__Task description__
Copy everything in the listing below word for word, apart from any images.

__Data extract__
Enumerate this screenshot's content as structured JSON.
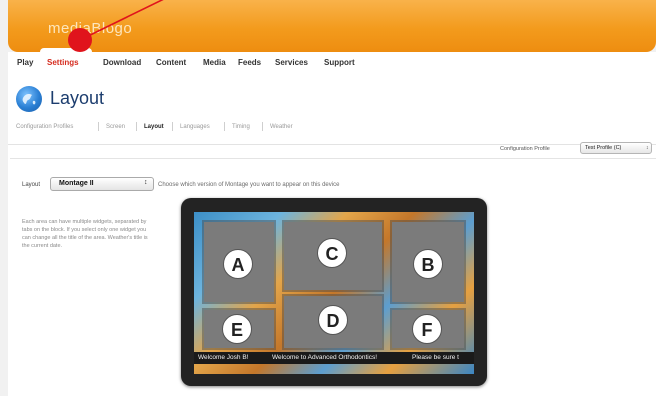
{
  "brand": {
    "logo_text": "mediaBlogo"
  },
  "nav": {
    "items": [
      {
        "label": "Play"
      },
      {
        "label": "Settings",
        "active": true
      },
      {
        "label": "Download"
      },
      {
        "label": "Content"
      },
      {
        "label": "Media"
      },
      {
        "label": "Feeds"
      },
      {
        "label": "Services"
      },
      {
        "label": "Support"
      }
    ]
  },
  "page": {
    "title": "Layout",
    "icon": "globe-icon"
  },
  "subtabs": [
    {
      "label": "Configuration Profiles"
    },
    {
      "label": "Screen"
    },
    {
      "label": "Layout",
      "active": true
    },
    {
      "label": "Languages"
    },
    {
      "label": "Timing"
    },
    {
      "label": "Weather"
    }
  ],
  "profile": {
    "label": "Configuration Profile",
    "value": "Test Profile (C)"
  },
  "layout": {
    "label": "Layout",
    "value": "Montage II",
    "help": "Choose which version of Montage you want to appear on this device"
  },
  "side_text": "Each area can have multiple widgets, separated by tabs on the block. If you select only one widget you can change all the title of the area. Weather's title is the current date.",
  "zones": [
    "A",
    "C",
    "B",
    "E",
    "D",
    "F"
  ],
  "ticker": [
    "Welcome Josh B!",
    "Welcome to Advanced Orthodontics!",
    "Please be sure t"
  ],
  "colors": {
    "accent_orange": "#f39b1d",
    "active_tab": "#d52b1e",
    "annotation_red": "#e0141c"
  }
}
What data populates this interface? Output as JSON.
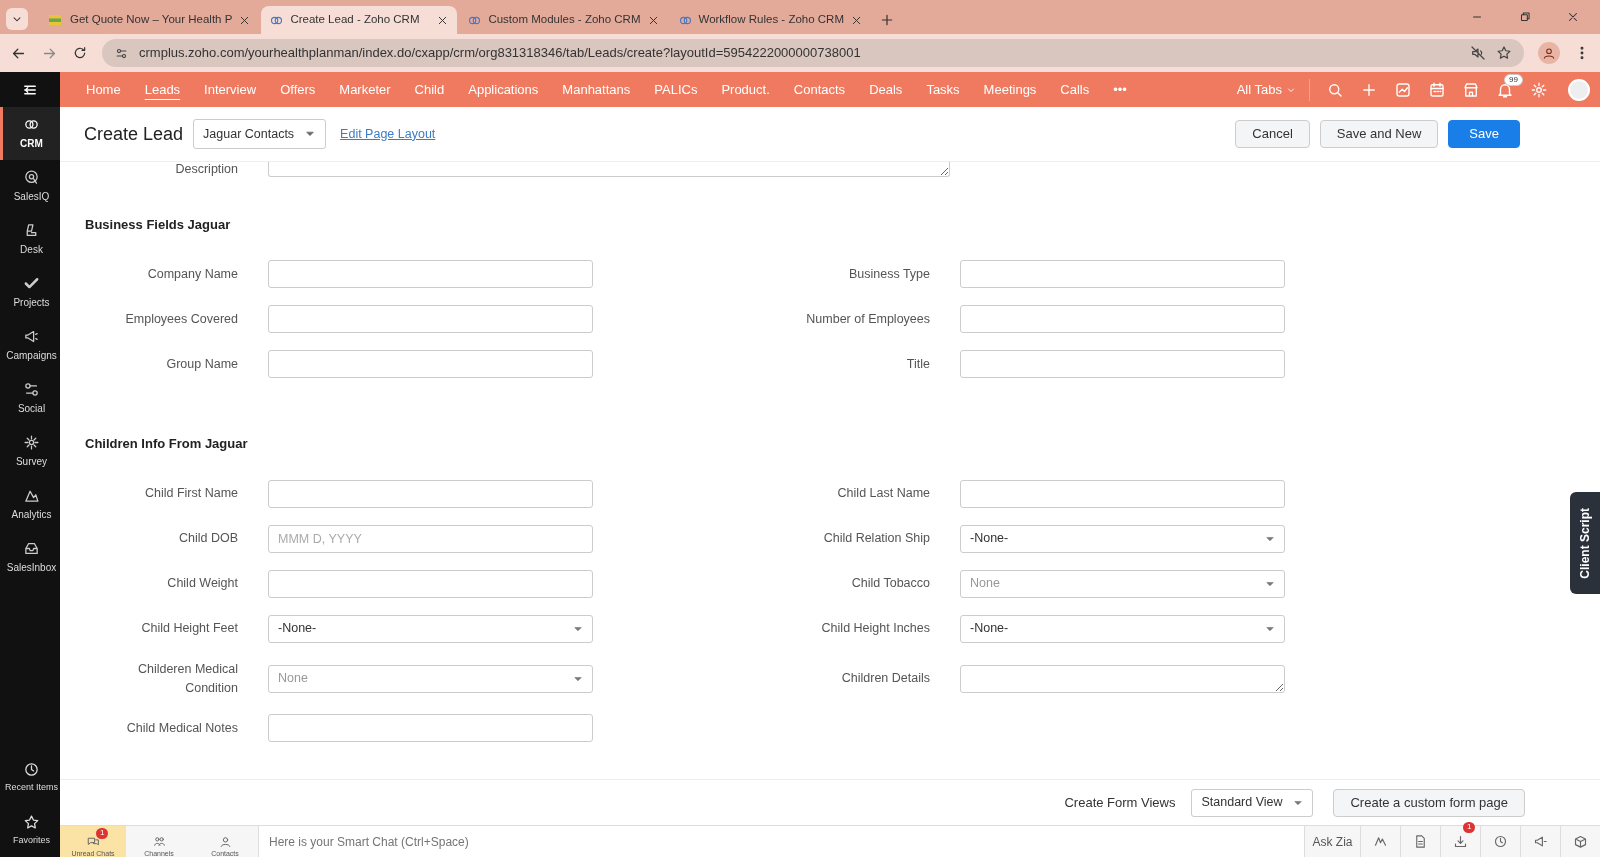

__Expected answer__
Enumerate this screenshot's content as structured JSON.
{
  "brand": {
    "logo_text": "mediaBlogo"
  },
  "nav": {
    "items": [
      {
        "label": "Play"
      },
      {
        "label": "Settings",
        "active": true
      },
      {
        "label": "Download"
      },
      {
        "label": "Content"
      },
      {
        "label": "Media"
      },
      {
        "label": "Feeds"
      },
      {
        "label": "Services"
      },
      {
        "label": "Support"
      }
    ]
  },
  "page": {
    "title": "Layout",
    "icon": "globe-icon"
  },
  "subtabs": [
    {
      "label": "Configuration Profiles"
    },
    {
      "label": "Screen"
    },
    {
      "label": "Layout",
      "active": true
    },
    {
      "label": "Languages"
    },
    {
      "label": "Timing"
    },
    {
      "label": "Weather"
    }
  ],
  "profile": {
    "label": "Configuration Profile",
    "value": "Test Profile (C)"
  },
  "layout": {
    "label": "Layout",
    "value": "Montage II",
    "help": "Choose which version of Montage you want to appear on this device"
  },
  "side_text": "Each area can have multiple widgets, separated by tabs on the block. If you select only one widget you can change all the title of the area. Weather's title is the current date.",
  "zones": [
    "A",
    "C",
    "B",
    "E",
    "D",
    "F"
  ],
  "ticker": [
    "Welcome Josh B!",
    "Welcome to Advanced Orthodontics!",
    "Please be sure t"
  ],
  "colors": {
    "accent_orange": "#f39b1d",
    "active_tab": "#d52b1e",
    "annotation_red": "#e0141c"
  }
}
What data populates this interface? Output as JSON.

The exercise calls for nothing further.